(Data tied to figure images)
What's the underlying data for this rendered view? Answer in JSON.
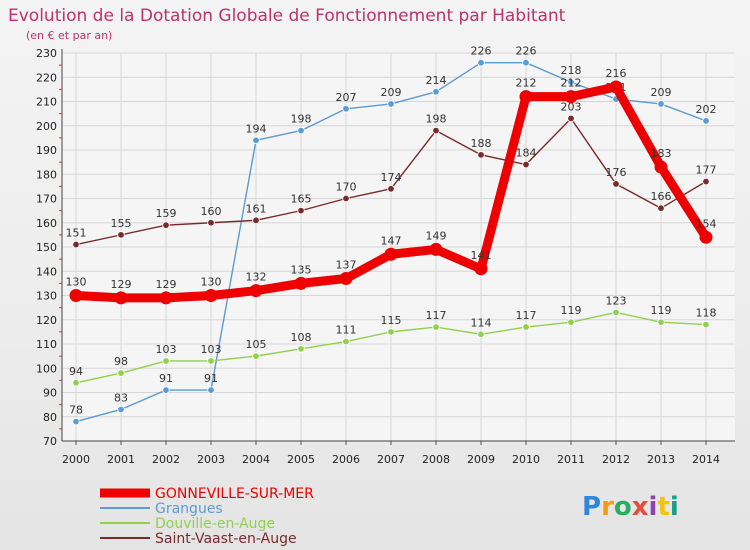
{
  "chart_data": {
    "type": "line",
    "title": "Evolution de la Dotation Globale de Fonctionnement par Habitant",
    "subtitle": "(en € et par an)",
    "x": [
      "2000",
      "2001",
      "2002",
      "2003",
      "2004",
      "2005",
      "2006",
      "2007",
      "2008",
      "2009",
      "2010",
      "2011",
      "2012",
      "2013",
      "2014"
    ],
    "ylim": [
      70,
      230
    ],
    "yticks": [
      70,
      80,
      90,
      100,
      110,
      120,
      130,
      140,
      150,
      160,
      170,
      180,
      190,
      200,
      210,
      220,
      230
    ],
    "grid": true,
    "series": [
      {
        "name": "GONNEVILLE-SUR-MER",
        "color": "#ee0000",
        "bold": true,
        "values": [
          130,
          129,
          129,
          130,
          132,
          135,
          137,
          147,
          149,
          141,
          212,
          212,
          216,
          183,
          154
        ]
      },
      {
        "name": "Grangues",
        "color": "#5b9bd5",
        "bold": false,
        "values": [
          78,
          83,
          91,
          91,
          194,
          198,
          207,
          209,
          214,
          226,
          226,
          218,
          211,
          209,
          202
        ]
      },
      {
        "name": "Douville-en-Auge",
        "color": "#8fd14f",
        "bold": false,
        "values": [
          94,
          98,
          103,
          103,
          105,
          108,
          111,
          115,
          117,
          114,
          117,
          119,
          123,
          119,
          118
        ]
      },
      {
        "name": "Saint-Vaast-en-Auge",
        "color": "#7a2a2a",
        "bold": false,
        "values": [
          151,
          155,
          159,
          160,
          161,
          165,
          170,
          174,
          198,
          188,
          184,
          203,
          176,
          166,
          177
        ]
      }
    ]
  },
  "logo": {
    "text": "Proxiti"
  }
}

**Problem statement:**
Every line that holds the word "color" should be extracted.

**Solved problem:**
        "color": "#ee0000",
        "color": "#5b9bd5",
        "color": "#8fd14f",
        "color": "#7a2a2a",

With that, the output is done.